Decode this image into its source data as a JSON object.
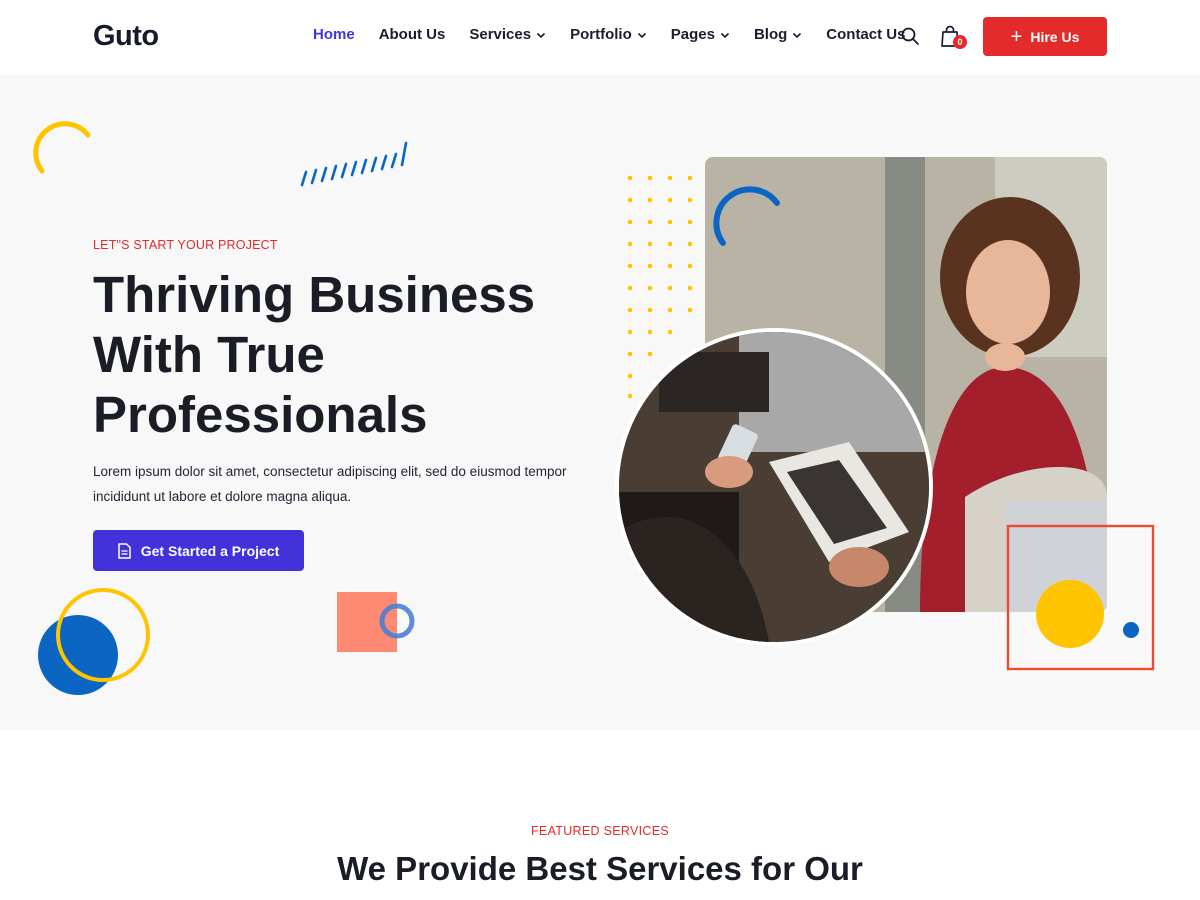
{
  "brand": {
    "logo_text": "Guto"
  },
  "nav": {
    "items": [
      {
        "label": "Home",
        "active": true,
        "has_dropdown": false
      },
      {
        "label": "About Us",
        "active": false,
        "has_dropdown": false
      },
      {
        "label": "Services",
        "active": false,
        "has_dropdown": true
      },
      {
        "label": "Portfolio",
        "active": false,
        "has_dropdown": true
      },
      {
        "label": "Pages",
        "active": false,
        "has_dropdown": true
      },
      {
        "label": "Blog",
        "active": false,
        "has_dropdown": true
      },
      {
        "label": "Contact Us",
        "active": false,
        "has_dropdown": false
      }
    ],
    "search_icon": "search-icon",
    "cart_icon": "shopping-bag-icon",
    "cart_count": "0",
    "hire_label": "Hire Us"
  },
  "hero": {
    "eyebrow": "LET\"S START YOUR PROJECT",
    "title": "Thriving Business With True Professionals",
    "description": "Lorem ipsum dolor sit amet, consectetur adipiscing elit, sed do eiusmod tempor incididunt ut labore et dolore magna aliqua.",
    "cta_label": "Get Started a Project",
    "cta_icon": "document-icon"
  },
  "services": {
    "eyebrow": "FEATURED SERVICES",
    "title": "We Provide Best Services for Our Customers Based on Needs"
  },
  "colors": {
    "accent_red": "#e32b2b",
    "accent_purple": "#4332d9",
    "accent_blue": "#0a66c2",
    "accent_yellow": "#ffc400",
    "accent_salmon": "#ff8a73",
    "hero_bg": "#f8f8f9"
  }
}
...
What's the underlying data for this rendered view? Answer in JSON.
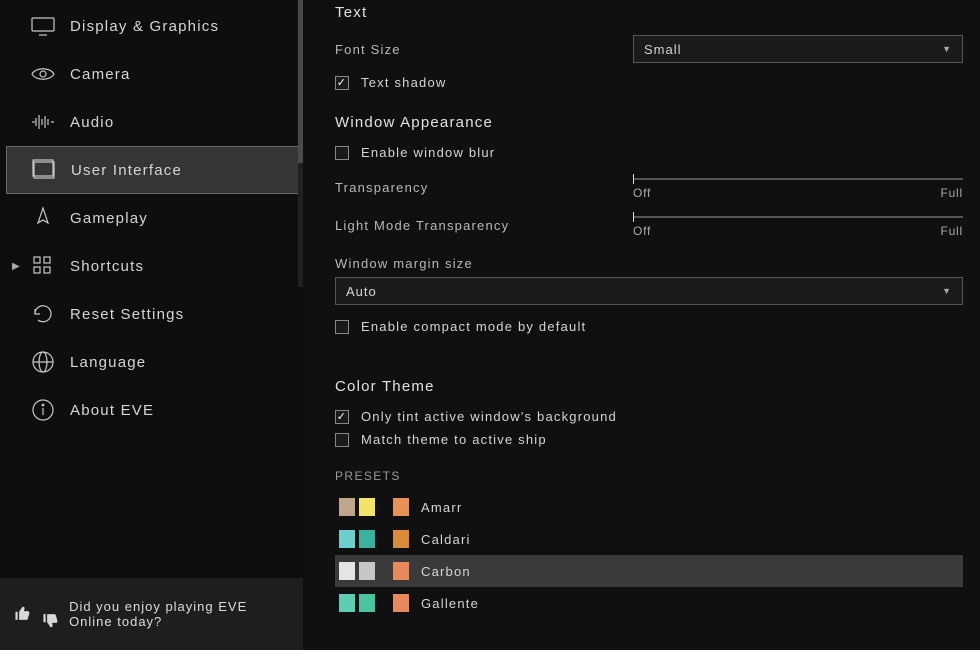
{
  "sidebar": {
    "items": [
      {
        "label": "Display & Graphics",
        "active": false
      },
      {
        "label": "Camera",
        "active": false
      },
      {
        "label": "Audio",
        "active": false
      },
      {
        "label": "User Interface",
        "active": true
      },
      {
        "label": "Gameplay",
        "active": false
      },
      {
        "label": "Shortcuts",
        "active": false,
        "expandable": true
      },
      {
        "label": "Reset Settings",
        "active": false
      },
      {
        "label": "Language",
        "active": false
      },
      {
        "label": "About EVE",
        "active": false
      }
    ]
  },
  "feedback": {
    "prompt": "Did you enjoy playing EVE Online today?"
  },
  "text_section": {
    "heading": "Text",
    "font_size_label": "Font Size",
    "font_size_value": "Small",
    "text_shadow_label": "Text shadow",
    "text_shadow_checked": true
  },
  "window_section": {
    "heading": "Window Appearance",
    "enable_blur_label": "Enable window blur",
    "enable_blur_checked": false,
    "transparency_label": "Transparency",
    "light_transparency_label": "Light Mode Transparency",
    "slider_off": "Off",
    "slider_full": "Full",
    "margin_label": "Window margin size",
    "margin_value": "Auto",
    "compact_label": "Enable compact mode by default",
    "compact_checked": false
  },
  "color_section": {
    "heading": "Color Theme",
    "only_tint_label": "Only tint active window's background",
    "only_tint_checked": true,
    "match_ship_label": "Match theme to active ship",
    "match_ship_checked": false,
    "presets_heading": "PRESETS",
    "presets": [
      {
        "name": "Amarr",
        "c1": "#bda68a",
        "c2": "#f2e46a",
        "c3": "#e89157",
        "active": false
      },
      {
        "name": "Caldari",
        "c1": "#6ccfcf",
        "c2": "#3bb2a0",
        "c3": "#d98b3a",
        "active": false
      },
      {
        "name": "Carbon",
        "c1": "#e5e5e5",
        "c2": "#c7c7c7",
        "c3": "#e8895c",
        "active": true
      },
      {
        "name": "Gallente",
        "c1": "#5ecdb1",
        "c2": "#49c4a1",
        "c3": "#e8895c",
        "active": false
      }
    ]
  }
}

— AIM —
List each line holding the string "Transparency".

— RIGHT ANSWER —
    "transparency_label": "Transparency",
    "light_transparency_label": "Light Mode Transparency",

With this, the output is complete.